AIM »
Return all entries precisely as they stand, without the images.
....................
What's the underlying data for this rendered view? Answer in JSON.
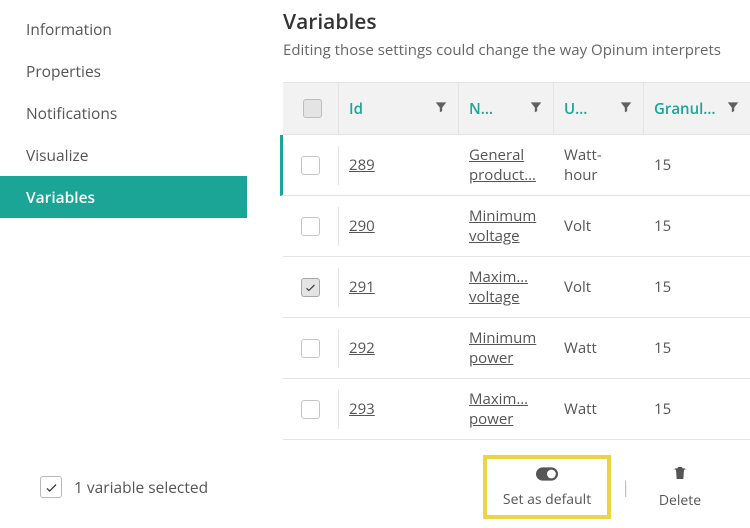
{
  "sidebar": {
    "items": [
      {
        "label": "Information",
        "active": false
      },
      {
        "label": "Properties",
        "active": false
      },
      {
        "label": "Notifications",
        "active": false
      },
      {
        "label": "Visualize",
        "active": false
      },
      {
        "label": "Variables",
        "active": true
      }
    ]
  },
  "main": {
    "title": "Variables",
    "subtitle": "Editing those settings could change the way Opinum interprets"
  },
  "table": {
    "columns": {
      "id": "Id",
      "name": "N…",
      "unit": "U…",
      "granularity": "Granul…"
    },
    "rows": [
      {
        "checked": false,
        "id": "289",
        "name": "General product…",
        "unit": "Watt-hour",
        "granularity": "15"
      },
      {
        "checked": false,
        "id": "290",
        "name": "Minimum voltage",
        "unit": "Volt",
        "granularity": "15"
      },
      {
        "checked": true,
        "id": "291",
        "name": "Maxim… voltage",
        "unit": "Volt",
        "granularity": "15"
      },
      {
        "checked": false,
        "id": "292",
        "name": "Minimum power",
        "unit": "Watt",
        "granularity": "15"
      },
      {
        "checked": false,
        "id": "293",
        "name": "Maxim… power",
        "unit": "Watt",
        "granularity": "15"
      }
    ]
  },
  "footer": {
    "selection_text": "1 variable selected",
    "set_default_label": "Set as default",
    "delete_label": "Delete"
  }
}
....................
WRITTEN SOLUTION »
What's the underlying data for this rendered view? Answer in JSON.
{
  "sidebar": {
    "items": [
      {
        "label": "Information",
        "active": false
      },
      {
        "label": "Properties",
        "active": false
      },
      {
        "label": "Notifications",
        "active": false
      },
      {
        "label": "Visualize",
        "active": false
      },
      {
        "label": "Variables",
        "active": true
      }
    ]
  },
  "main": {
    "title": "Variables",
    "subtitle": "Editing those settings could change the way Opinum interprets"
  },
  "table": {
    "columns": {
      "id": "Id",
      "name": "N…",
      "unit": "U…",
      "granularity": "Granul…"
    },
    "rows": [
      {
        "checked": false,
        "id": "289",
        "name": "General product…",
        "unit": "Watt-hour",
        "granularity": "15"
      },
      {
        "checked": false,
        "id": "290",
        "name": "Minimum voltage",
        "unit": "Volt",
        "granularity": "15"
      },
      {
        "checked": true,
        "id": "291",
        "name": "Maxim… voltage",
        "unit": "Volt",
        "granularity": "15"
      },
      {
        "checked": false,
        "id": "292",
        "name": "Minimum power",
        "unit": "Watt",
        "granularity": "15"
      },
      {
        "checked": false,
        "id": "293",
        "name": "Maxim… power",
        "unit": "Watt",
        "granularity": "15"
      }
    ]
  },
  "footer": {
    "selection_text": "1 variable selected",
    "set_default_label": "Set as default",
    "delete_label": "Delete"
  }
}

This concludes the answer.